AIM | Every record must be repeated exactly; omit any pictures they contain.

DATASET RECORDS |
=======
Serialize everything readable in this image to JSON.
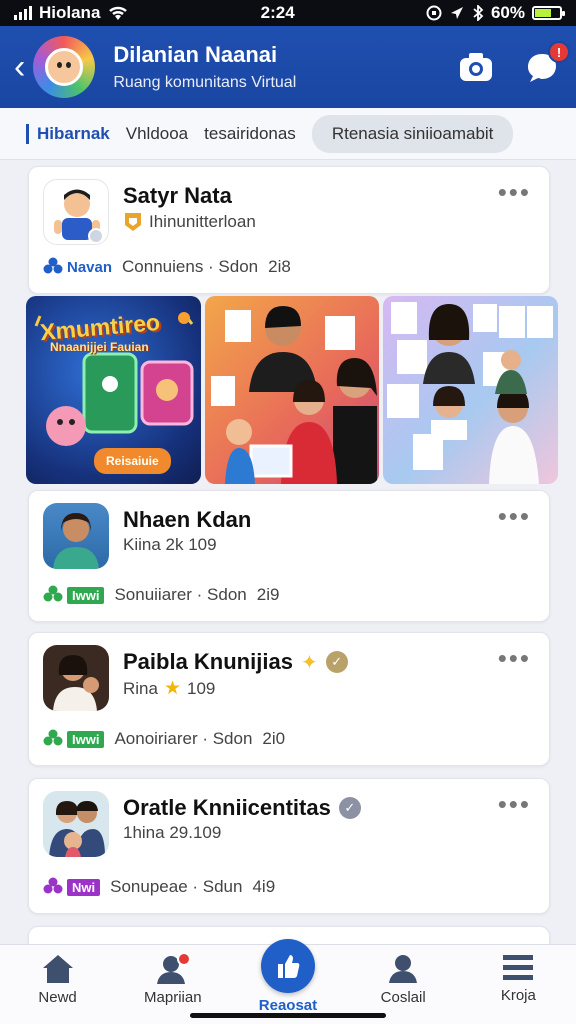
{
  "status_bar": {
    "carrier": "Hiolana",
    "time": "2:24",
    "battery": "60%",
    "battery_level": 0.6
  },
  "header": {
    "title": "Dilanian Naanai",
    "subtitle": "Ruang komunitans Virtual"
  },
  "tabs": [
    {
      "label": "Hibarnak",
      "active": true
    },
    {
      "label": "Vhldooa"
    },
    {
      "label": "tesairidonas"
    },
    {
      "label": "Rtenasia siniioamabit",
      "pill": true
    }
  ],
  "posts": [
    {
      "name": "Satyr Nata",
      "subtitle": "Ihinunitterloan",
      "tag": "Navan",
      "meta": "Connuiens · Sdon",
      "count": "2i8",
      "tag_color": "#1f5fc7"
    },
    {
      "name": "Nhaen Kdan",
      "subtitle": "Kiina 2k 109",
      "tag": "Iwwi",
      "meta": "Sonuiiarer · Sdon",
      "count": "2i9",
      "tag_color": "#2fa84f"
    },
    {
      "name": "Paibla Knunijias",
      "subtitle": "Rina",
      "subtitle_extra": "109",
      "tag": "Iwwi",
      "meta": "Aonoiriarer · Sdon",
      "count": "2i0",
      "tag_color": "#2fa84f"
    },
    {
      "name": "Oratle Knniicentitas",
      "subtitle": "1hina 29.109",
      "tag": "Nwi",
      "meta": "Sonupeae · Sdun",
      "count": "4i9",
      "tag_color": "#9c33c9"
    }
  ],
  "gallery": {
    "promo_title": "Xmumtireo",
    "promo_subtitle": "Nnaanijjei Fauian",
    "promo_button": "Reisaiuie"
  },
  "bottom_nav": [
    {
      "label": "Newd",
      "icon": "home-icon"
    },
    {
      "label": "Mapriian",
      "icon": "person-icon"
    },
    {
      "label": "Reaosat",
      "icon": "thumbs-up-icon"
    },
    {
      "label": "Coslail",
      "icon": "user-icon"
    },
    {
      "label": "Kroja",
      "icon": "menu-icon"
    }
  ],
  "colors": {
    "header": "#1f4fb0",
    "accent": "#1f5fc7",
    "badge_red": "#e53935"
  }
}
=======
RESULT FOR THIS TASK |
Serialize everything readable in this image to JSON.
{
  "status_bar": {
    "carrier": "Hiolana",
    "time": "2:24",
    "battery": "60%",
    "battery_level": 0.6
  },
  "header": {
    "title": "Dilanian Naanai",
    "subtitle": "Ruang komunitans Virtual"
  },
  "tabs": [
    {
      "label": "Hibarnak",
      "active": true
    },
    {
      "label": "Vhldooa"
    },
    {
      "label": "tesairidonas"
    },
    {
      "label": "Rtenasia siniioamabit",
      "pill": true
    }
  ],
  "posts": [
    {
      "name": "Satyr Nata",
      "subtitle": "Ihinunitterloan",
      "tag": "Navan",
      "meta": "Connuiens · Sdon",
      "count": "2i8",
      "tag_color": "#1f5fc7"
    },
    {
      "name": "Nhaen Kdan",
      "subtitle": "Kiina 2k 109",
      "tag": "Iwwi",
      "meta": "Sonuiiarer · Sdon",
      "count": "2i9",
      "tag_color": "#2fa84f"
    },
    {
      "name": "Paibla Knunijias",
      "subtitle": "Rina",
      "subtitle_extra": "109",
      "tag": "Iwwi",
      "meta": "Aonoiriarer · Sdon",
      "count": "2i0",
      "tag_color": "#2fa84f"
    },
    {
      "name": "Oratle Knniicentitas",
      "subtitle": "1hina 29.109",
      "tag": "Nwi",
      "meta": "Sonupeae · Sdun",
      "count": "4i9",
      "tag_color": "#9c33c9"
    }
  ],
  "gallery": {
    "promo_title": "Xmumtireo",
    "promo_subtitle": "Nnaanijjei Fauian",
    "promo_button": "Reisaiuie"
  },
  "bottom_nav": [
    {
      "label": "Newd",
      "icon": "home-icon"
    },
    {
      "label": "Mapriian",
      "icon": "person-icon"
    },
    {
      "label": "Reaosat",
      "icon": "thumbs-up-icon"
    },
    {
      "label": "Coslail",
      "icon": "user-icon"
    },
    {
      "label": "Kroja",
      "icon": "menu-icon"
    }
  ],
  "colors": {
    "header": "#1f4fb0",
    "accent": "#1f5fc7",
    "badge_red": "#e53935"
  }
}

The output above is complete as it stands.